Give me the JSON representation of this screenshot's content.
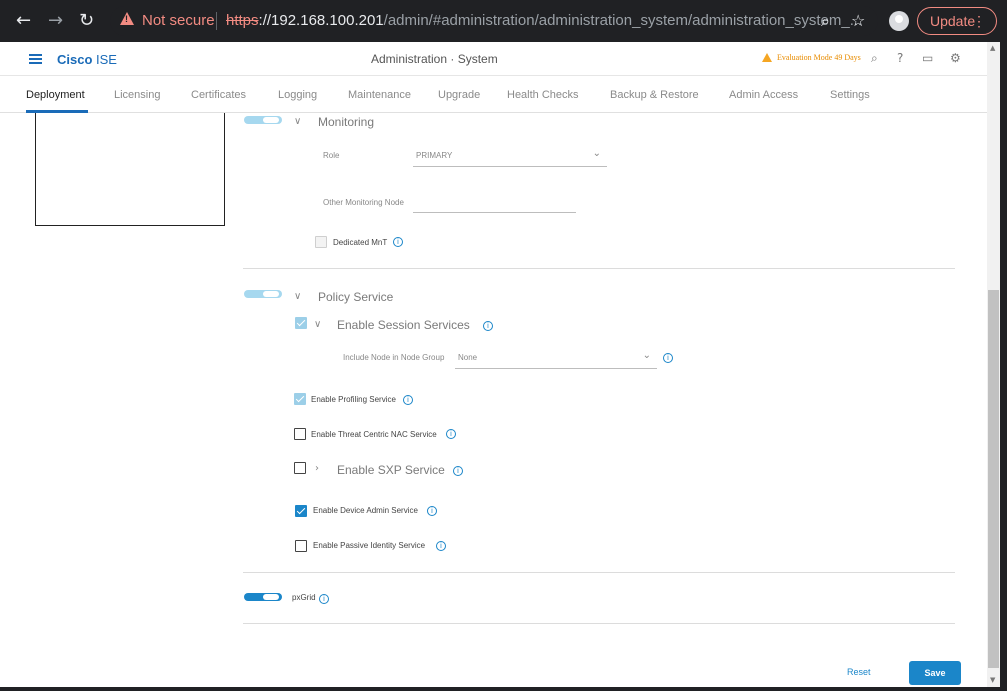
{
  "browser": {
    "not_secure": "Not secure",
    "url_scheme": "https",
    "url_host": "://192.168.100.201",
    "url_path": "/admin/#administration/administration_system/administration_system_...",
    "update_label": "Update",
    "icons": [
      "back-arrow",
      "forward-arrow",
      "reload",
      "zoom",
      "star",
      "profile",
      "more-vertical"
    ]
  },
  "header": {
    "brand_bold": "Cisco",
    "brand_rest": " ISE",
    "title": "Administration · System",
    "evaluation": "Evaluation Mode 49 Days",
    "icons": [
      "search-icon",
      "help-icon",
      "dashboard-icon",
      "settings-icon"
    ]
  },
  "tabs": [
    {
      "label": "Deployment",
      "active": true
    },
    {
      "label": "Licensing"
    },
    {
      "label": "Certificates"
    },
    {
      "label": "Logging"
    },
    {
      "label": "Maintenance"
    },
    {
      "label": "Upgrade"
    },
    {
      "label": "Health Checks"
    },
    {
      "label": "Backup & Restore"
    },
    {
      "label": "Admin Access"
    },
    {
      "label": "Settings"
    }
  ],
  "monitoring": {
    "title": "Monitoring",
    "role_label": "Role",
    "role_value": "PRIMARY",
    "other_node_label": "Other Monitoring Node",
    "other_node_value": "",
    "dedicated_label": "Dedicated MnT"
  },
  "policy": {
    "title": "Policy Service",
    "session_title": "Enable Session Services",
    "node_group_label": "Include Node in Node Group",
    "node_group_value": "None",
    "profiling_label": "Enable Profiling Service",
    "threat_label": "Enable Threat Centric NAC Service",
    "sxp_title": "Enable SXP Service",
    "device_admin_label": "Enable Device Admin Service",
    "passive_label": "Enable Passive Identity Service"
  },
  "pxgrid": {
    "label": "pxGrid"
  },
  "footer": {
    "reset": "Reset",
    "save": "Save"
  },
  "colors": {
    "accent": "#1b86c9",
    "brand": "#1a6bb8",
    "warning": "#f5a623",
    "chrome": "#202124"
  }
}
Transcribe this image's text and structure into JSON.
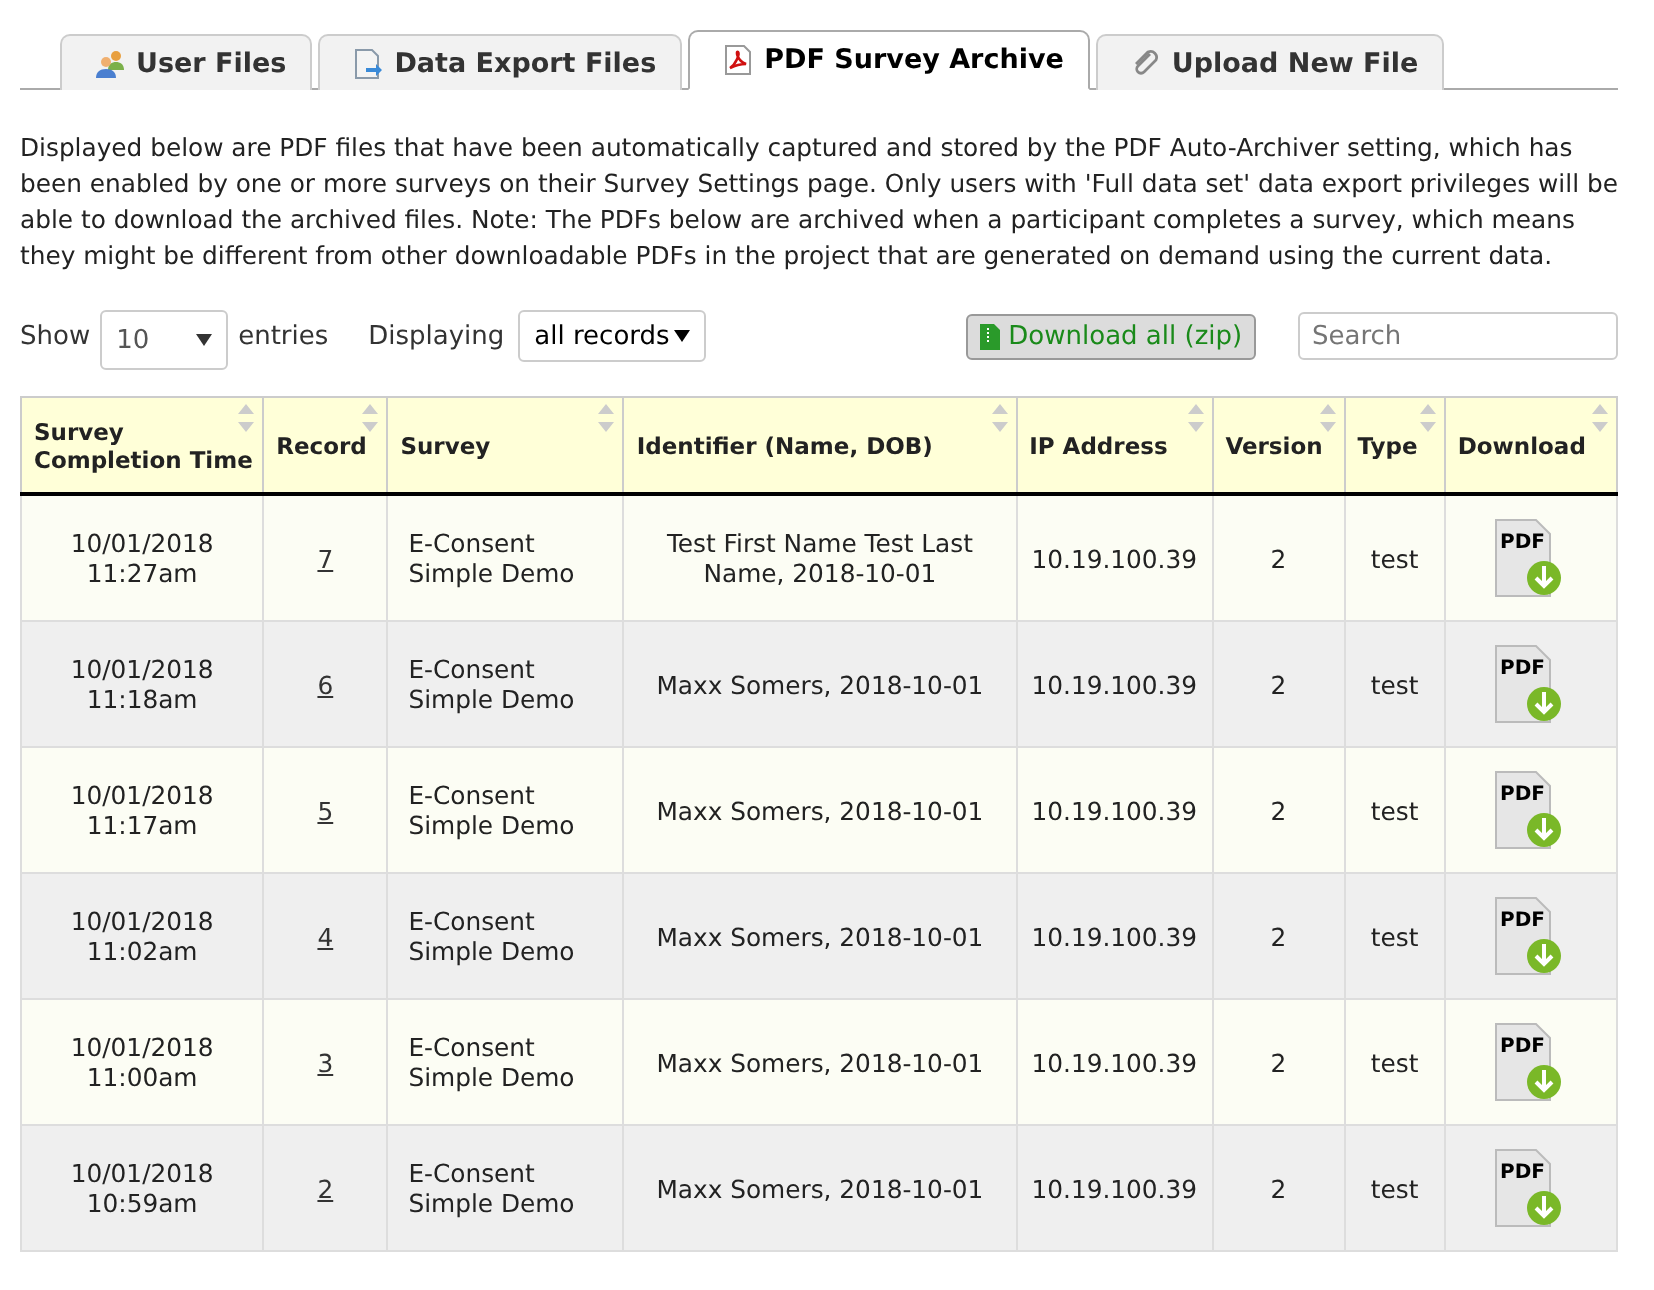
{
  "tabs": [
    {
      "label": "User Files",
      "selected": false
    },
    {
      "label": "Data Export Files",
      "selected": false
    },
    {
      "label": "PDF Survey Archive",
      "selected": true
    },
    {
      "label": "Upload New File",
      "selected": false
    }
  ],
  "description": "Displayed below are PDF files that have been automatically captured and stored by the PDF Auto-Archiver setting, which has been enabled by one or more surveys on their Survey Settings page. Only users with 'Full data set' data export privileges will be able to download the archived files. Note: The PDFs below are archived when a participant completes a survey, which means they might be different from other downloadable PDFs in the project that are generated on demand using the current data.",
  "controls": {
    "show_label": "Show",
    "page_size": "10",
    "entries_label": "entries",
    "displaying_label": "Displaying",
    "displaying_value": "all records",
    "download_all": "Download all (zip)",
    "search": {
      "placeholder": "Search"
    }
  },
  "table": {
    "columns": [
      "Survey Completion Time",
      "Record",
      "Survey",
      "Identifier (Name, DOB)",
      "IP Address",
      "Version",
      "Type",
      "Download"
    ],
    "rows": [
      {
        "time": "10/01/2018 11:27am",
        "record": "7",
        "survey": "E-Consent Simple Demo",
        "identifier": "Test First Name Test Last Name, 2018-10-01",
        "ip": "10.19.100.39",
        "version": "2",
        "type": "test",
        "download": "PDF"
      },
      {
        "time": "10/01/2018 11:18am",
        "record": "6",
        "survey": "E-Consent Simple Demo",
        "identifier": "Maxx Somers, 2018-10-01",
        "ip": "10.19.100.39",
        "version": "2",
        "type": "test",
        "download": "PDF"
      },
      {
        "time": "10/01/2018 11:17am",
        "record": "5",
        "survey": "E-Consent Simple Demo",
        "identifier": "Maxx Somers, 2018-10-01",
        "ip": "10.19.100.39",
        "version": "2",
        "type": "test",
        "download": "PDF"
      },
      {
        "time": "10/01/2018 11:02am",
        "record": "4",
        "survey": "E-Consent Simple Demo",
        "identifier": "Maxx Somers, 2018-10-01",
        "ip": "10.19.100.39",
        "version": "2",
        "type": "test",
        "download": "PDF"
      },
      {
        "time": "10/01/2018 11:00am",
        "record": "3",
        "survey": "E-Consent Simple Demo",
        "identifier": "Maxx Somers, 2018-10-01",
        "ip": "10.19.100.39",
        "version": "2",
        "type": "test",
        "download": "PDF"
      },
      {
        "time": "10/01/2018 10:59am",
        "record": "2",
        "survey": "E-Consent Simple Demo",
        "identifier": "Maxx Somers, 2018-10-01",
        "ip": "10.19.100.39",
        "version": "2",
        "type": "test",
        "download": "PDF"
      }
    ]
  }
}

*Directions for this task*
Without the pictures, print the whole listing exactly as given.

*The result*
Give me the JSON representation of this screenshot's content.
{
  "browser": {
    "not_secure": "Not secure",
    "url_scheme": "https",
    "url_host": "://192.168.100.201",
    "url_path": "/admin/#administration/administration_system/administration_system_...",
    "update_label": "Update",
    "icons": [
      "back-arrow",
      "forward-arrow",
      "reload",
      "zoom",
      "star",
      "profile",
      "more-vertical"
    ]
  },
  "header": {
    "brand_bold": "Cisco",
    "brand_rest": " ISE",
    "title": "Administration · System",
    "evaluation": "Evaluation Mode 49 Days",
    "icons": [
      "search-icon",
      "help-icon",
      "dashboard-icon",
      "settings-icon"
    ]
  },
  "tabs": [
    {
      "label": "Deployment",
      "active": true
    },
    {
      "label": "Licensing"
    },
    {
      "label": "Certificates"
    },
    {
      "label": "Logging"
    },
    {
      "label": "Maintenance"
    },
    {
      "label": "Upgrade"
    },
    {
      "label": "Health Checks"
    },
    {
      "label": "Backup & Restore"
    },
    {
      "label": "Admin Access"
    },
    {
      "label": "Settings"
    }
  ],
  "monitoring": {
    "title": "Monitoring",
    "role_label": "Role",
    "role_value": "PRIMARY",
    "other_node_label": "Other Monitoring Node",
    "other_node_value": "",
    "dedicated_label": "Dedicated MnT"
  },
  "policy": {
    "title": "Policy Service",
    "session_title": "Enable Session Services",
    "node_group_label": "Include Node in Node Group",
    "node_group_value": "None",
    "profiling_label": "Enable Profiling Service",
    "threat_label": "Enable Threat Centric NAC Service",
    "sxp_title": "Enable SXP Service",
    "device_admin_label": "Enable Device Admin Service",
    "passive_label": "Enable Passive Identity Service"
  },
  "pxgrid": {
    "label": "pxGrid"
  },
  "footer": {
    "reset": "Reset",
    "save": "Save"
  },
  "colors": {
    "accent": "#1b86c9",
    "brand": "#1a6bb8",
    "warning": "#f5a623",
    "chrome": "#202124"
  }
}
Transcribe this image's text and structure into JSON.
{
  "tabs": [
    {
      "label": "User Files",
      "selected": false
    },
    {
      "label": "Data Export Files",
      "selected": false
    },
    {
      "label": "PDF Survey Archive",
      "selected": true
    },
    {
      "label": "Upload New File",
      "selected": false
    }
  ],
  "description": "Displayed below are PDF files that have been automatically captured and stored by the PDF Auto-Archiver setting, which has been enabled by one or more surveys on their Survey Settings page. Only users with 'Full data set' data export privileges will be able to download the archived files. Note: The PDFs below are archived when a participant completes a survey, which means they might be different from other downloadable PDFs in the project that are generated on demand using the current data.",
  "controls": {
    "show_label": "Show",
    "page_size": "10",
    "entries_label": "entries",
    "displaying_label": "Displaying",
    "displaying_value": "all records",
    "download_all": "Download all (zip)",
    "search": {
      "placeholder": "Search"
    }
  },
  "table": {
    "columns": [
      "Survey Completion Time",
      "Record",
      "Survey",
      "Identifier (Name, DOB)",
      "IP Address",
      "Version",
      "Type",
      "Download"
    ],
    "rows": [
      {
        "time": "10/01/2018 11:27am",
        "record": "7",
        "survey": "E-Consent Simple Demo",
        "identifier": "Test First Name Test Last Name, 2018-10-01",
        "ip": "10.19.100.39",
        "version": "2",
        "type": "test",
        "download": "PDF"
      },
      {
        "time": "10/01/2018 11:18am",
        "record": "6",
        "survey": "E-Consent Simple Demo",
        "identifier": "Maxx Somers, 2018-10-01",
        "ip": "10.19.100.39",
        "version": "2",
        "type": "test",
        "download": "PDF"
      },
      {
        "time": "10/01/2018 11:17am",
        "record": "5",
        "survey": "E-Consent Simple Demo",
        "identifier": "Maxx Somers, 2018-10-01",
        "ip": "10.19.100.39",
        "version": "2",
        "type": "test",
        "download": "PDF"
      },
      {
        "time": "10/01/2018 11:02am",
        "record": "4",
        "survey": "E-Consent Simple Demo",
        "identifier": "Maxx Somers, 2018-10-01",
        "ip": "10.19.100.39",
        "version": "2",
        "type": "test",
        "download": "PDF"
      },
      {
        "time": "10/01/2018 11:00am",
        "record": "3",
        "survey": "E-Consent Simple Demo",
        "identifier": "Maxx Somers, 2018-10-01",
        "ip": "10.19.100.39",
        "version": "2",
        "type": "test",
        "download": "PDF"
      },
      {
        "time": "10/01/2018 10:59am",
        "record": "2",
        "survey": "E-Consent Simple Demo",
        "identifier": "Maxx Somers, 2018-10-01",
        "ip": "10.19.100.39",
        "version": "2",
        "type": "test",
        "download": "PDF"
      }
    ]
  }
}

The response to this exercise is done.